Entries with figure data

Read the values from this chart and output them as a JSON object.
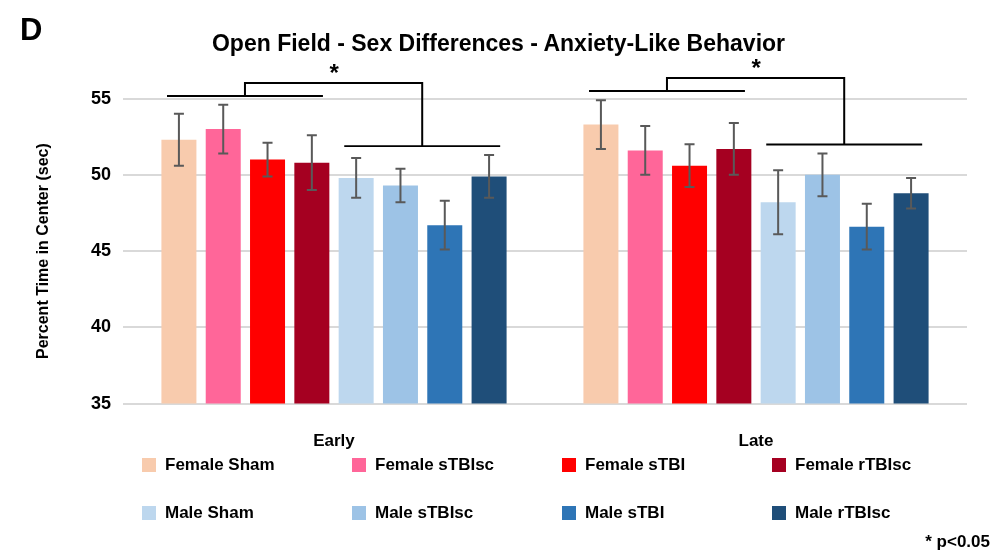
{
  "chart_data": {
    "type": "bar",
    "title": "Open Field - Sex Differences - Anxiety-Like Behavior",
    "ylabel": "Percent Time in Center (sec)",
    "categories": [
      "Early",
      "Late"
    ],
    "series": [
      {
        "name": "Female Sham",
        "color": "#f8cbad",
        "values": [
          52.3,
          53.3
        ],
        "errors": [
          1.7,
          1.6
        ]
      },
      {
        "name": "Female sTBIsc",
        "color": "#ff6699",
        "values": [
          53.0,
          51.6
        ],
        "errors": [
          1.6,
          1.6
        ]
      },
      {
        "name": "Female sTBI",
        "color": "#ff0000",
        "values": [
          51.0,
          50.6
        ],
        "errors": [
          1.1,
          1.4
        ]
      },
      {
        "name": "Female rTBIsc",
        "color": "#a50021",
        "values": [
          50.8,
          51.7
        ],
        "errors": [
          1.8,
          1.7
        ]
      },
      {
        "name": "Male Sham",
        "color": "#bdd7ee",
        "values": [
          49.8,
          48.2
        ],
        "errors": [
          1.3,
          2.1
        ]
      },
      {
        "name": "Male sTBIsc",
        "color": "#9dc3e6",
        "values": [
          49.3,
          50.0
        ],
        "errors": [
          1.1,
          1.4
        ]
      },
      {
        "name": "Male sTBI",
        "color": "#2e75b6",
        "values": [
          46.7,
          46.6
        ],
        "errors": [
          1.6,
          1.5
        ]
      },
      {
        "name": "Male rTBIsc",
        "color": "#1f4e79",
        "values": [
          49.9,
          48.8
        ],
        "errors": [
          1.4,
          1.0
        ]
      }
    ],
    "ylim": [
      35,
      55
    ],
    "yticks": [
      35,
      40,
      45,
      50,
      55
    ],
    "grid": "y",
    "legend": "bottom",
    "annotations": [
      "D",
      "*",
      "*",
      "* p<0.05"
    ]
  }
}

- What is expected -
Go through the listing above and locate each line that holds the word "name". Copy those lines.

- Complete output -
        "name": "Female Sham",
        "name": "Female sTBIsc",
        "name": "Female sTBI",
        "name": "Female rTBIsc",
        "name": "Male Sham",
        "name": "Male sTBIsc",
        "name": "Male sTBI",
        "name": "Male rTBIsc",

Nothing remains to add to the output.